• _EXTRACTED MATERIAL_:
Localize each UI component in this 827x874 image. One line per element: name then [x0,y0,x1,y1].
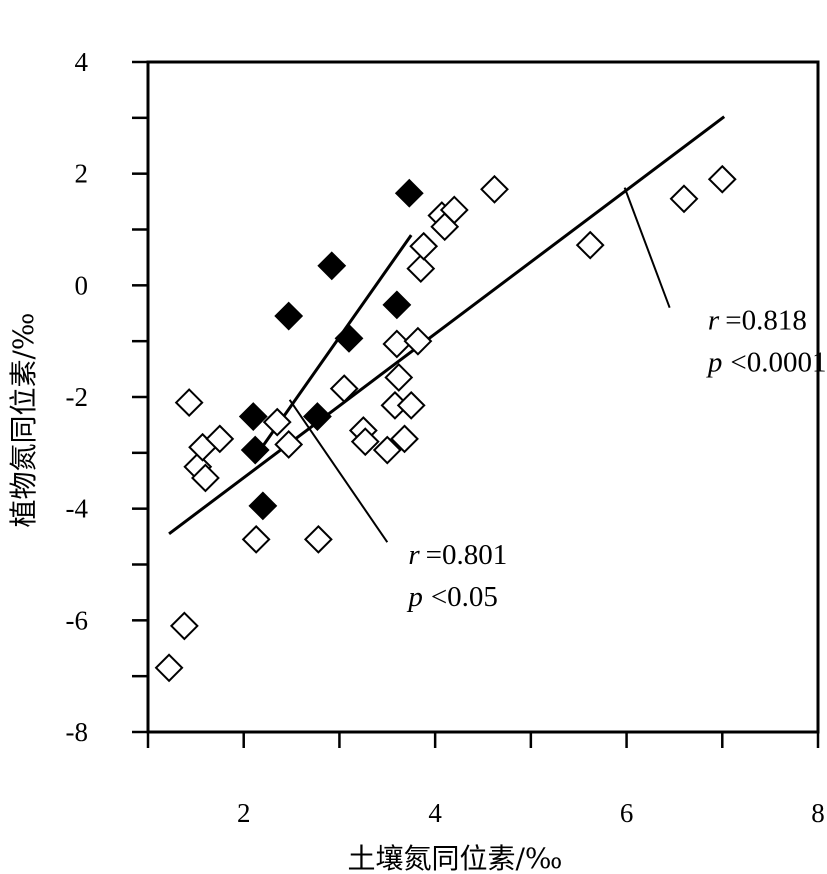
r-value: =0.818 [725,305,807,337]
filled-diamond-point [382,290,412,320]
open-diamond-point [329,374,359,404]
y-tick-label: -8 [66,717,89,747]
filled-diamond-point [394,178,424,208]
annotation-all-p-text: p <0.0001 [706,347,827,379]
open-diamond-point [390,424,419,454]
open-diamond-point [707,164,737,194]
open-diamond-point [303,524,333,554]
open-diamond-point [384,363,414,392]
annotation-filled-p-text: p <0.05 [406,581,498,613]
x-tick-label: 4 [428,798,442,828]
r-symbol: r [708,305,720,337]
x-tick-label: 2 [237,798,251,828]
filled-diamond-point [317,251,347,281]
y-tick-label: -4 [66,494,89,524]
filled-diamond-point [334,323,364,353]
x-axis-title: 土壤氮同位素/‰ [347,842,562,874]
x-tick-label: 8 [811,798,825,828]
plot-frame [146,60,820,734]
p-symbol: p [406,581,423,613]
open-diamond-point [274,430,304,459]
filled-diamond-point [248,491,278,521]
regression-all-line [168,115,726,535]
open-diamond-point [191,463,220,493]
open-diamond-point [669,184,699,214]
p-symbol: p [706,347,723,379]
annotation-filled-pointer [288,399,389,543]
fit-lines [168,115,726,535]
filled-diamond-point [238,402,268,431]
r-value: =0.801 [426,539,508,571]
open-diamond-point [169,611,199,641]
y-tick-label: 2 [75,159,89,189]
tick-marks [132,60,820,748]
open-diamond-point [396,390,426,420]
annotation-all-pointer [623,187,671,309]
filled-diamond-point [240,435,270,465]
x-tick-label: 6 [620,798,634,828]
y-axis-title: 植物氮同位素/‰ [7,312,40,527]
open-diamond-point [372,435,402,465]
p-value: <0.05 [431,581,498,613]
open-diamond-point [241,524,271,554]
data-points [154,164,737,683]
annotation-filled-r-text: r =0.801 [408,539,507,571]
open-diamond-point [262,407,292,437]
annotation-all-r-text: r =0.818 [708,305,807,337]
open-diamond-point [382,329,412,359]
open-diamond-point [154,653,184,683]
y-tick-label: 4 [75,47,89,77]
p-value: <0.0001 [730,347,826,379]
y-tick-label: -2 [66,382,89,412]
r-symbol: r [408,539,420,571]
filled-diamond-point [274,301,304,331]
y-tick-label: 0 [75,270,89,300]
open-diamond-point [350,427,380,457]
open-diamond-point [406,254,436,283]
open-diamond-point [480,174,509,204]
filled-diamond-point [303,402,332,431]
tick-labels: 2 4 6 8 4 2 0 -2 -4 -6 -8 [66,47,825,828]
annotation-pointers [288,187,671,543]
open-diamond-point [575,230,605,260]
open-diamond-point [409,231,439,261]
y-tick-label: -6 [66,605,89,635]
open-diamond-point [403,326,433,356]
open-diamond-point [205,424,235,454]
open-diamond-point [439,195,469,225]
open-diamond-point [174,388,204,417]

• _TO BE DONE_:
Reproduce the listing above verbatim, line for line, but omit the picture.

• _TASK RESULT_:
Localize each UI component in this 827x874 image. One line per element: name then [x0,y0,x1,y1].
r-value: =0.818 [725,305,807,337]
filled-diamond-point [382,290,412,320]
open-diamond-point [329,374,359,404]
y-tick-label: -8 [66,717,89,747]
filled-diamond-point [394,178,424,208]
annotation-all-p-text: p <0.0001 [706,347,827,379]
open-diamond-point [390,424,419,454]
open-diamond-point [707,164,737,194]
open-diamond-point [303,524,333,554]
open-diamond-point [384,363,414,392]
annotation-filled-p-text: p <0.05 [406,581,498,613]
x-tick-label: 4 [428,798,442,828]
r-symbol: r [708,305,720,337]
x-tick-label: 2 [237,798,251,828]
filled-diamond-point [317,251,347,281]
y-tick-label: -4 [66,494,89,524]
filled-diamond-point [334,323,364,353]
x-axis-title: 土壤氮同位素/‰ [347,842,562,874]
x-tick-label: 8 [811,798,825,828]
plot-frame [146,60,820,734]
p-symbol: p [406,581,423,613]
open-diamond-point [274,430,304,459]
filled-diamond-point [248,491,278,521]
regression-all-line [168,115,726,535]
open-diamond-point [191,463,220,493]
open-diamond-point [669,184,699,214]
p-symbol: p [706,347,723,379]
annotation-filled-pointer [288,399,389,543]
fit-lines [168,115,726,535]
filled-diamond-point [238,402,268,431]
r-value: =0.801 [426,539,508,571]
open-diamond-point [169,611,199,641]
y-tick-label: 2 [75,159,89,189]
tick-marks [132,60,820,748]
open-diamond-point [396,390,426,420]
annotation-all-pointer [623,187,671,309]
filled-diamond-point [240,435,270,465]
x-tick-label: 6 [620,798,634,828]
y-axis-title: 植物氮同位素/‰ [7,312,40,527]
open-diamond-point [372,435,402,465]
p-value: <0.05 [431,581,498,613]
open-diamond-point [241,524,271,554]
data-points [154,164,737,683]
annotation-filled-r-text: r =0.801 [408,539,507,571]
open-diamond-point [262,407,292,437]
annotation-all-r-text: r =0.818 [708,305,807,337]
open-diamond-point [382,329,412,359]
open-diamond-point [154,653,184,683]
y-tick-label: 4 [75,47,89,77]
p-value: <0.0001 [730,347,826,379]
y-tick-label: -2 [66,382,89,412]
r-symbol: r [408,539,420,571]
filled-diamond-point [274,301,304,331]
y-tick-label: 0 [75,270,89,300]
open-diamond-point [350,427,380,457]
open-diamond-point [406,254,436,283]
open-diamond-point [480,174,509,204]
filled-diamond-point [303,402,332,431]
tick-labels: 2 4 6 8 4 2 0 -2 -4 -6 -8 [66,47,825,828]
annotation-pointers [288,187,671,543]
open-diamond-point [575,230,605,260]
open-diamond-point [409,231,439,261]
y-tick-label: -6 [66,605,89,635]
open-diamond-point [403,326,433,356]
open-diamond-point [205,424,235,454]
open-diamond-point [439,195,469,225]
open-diamond-point [174,388,204,417]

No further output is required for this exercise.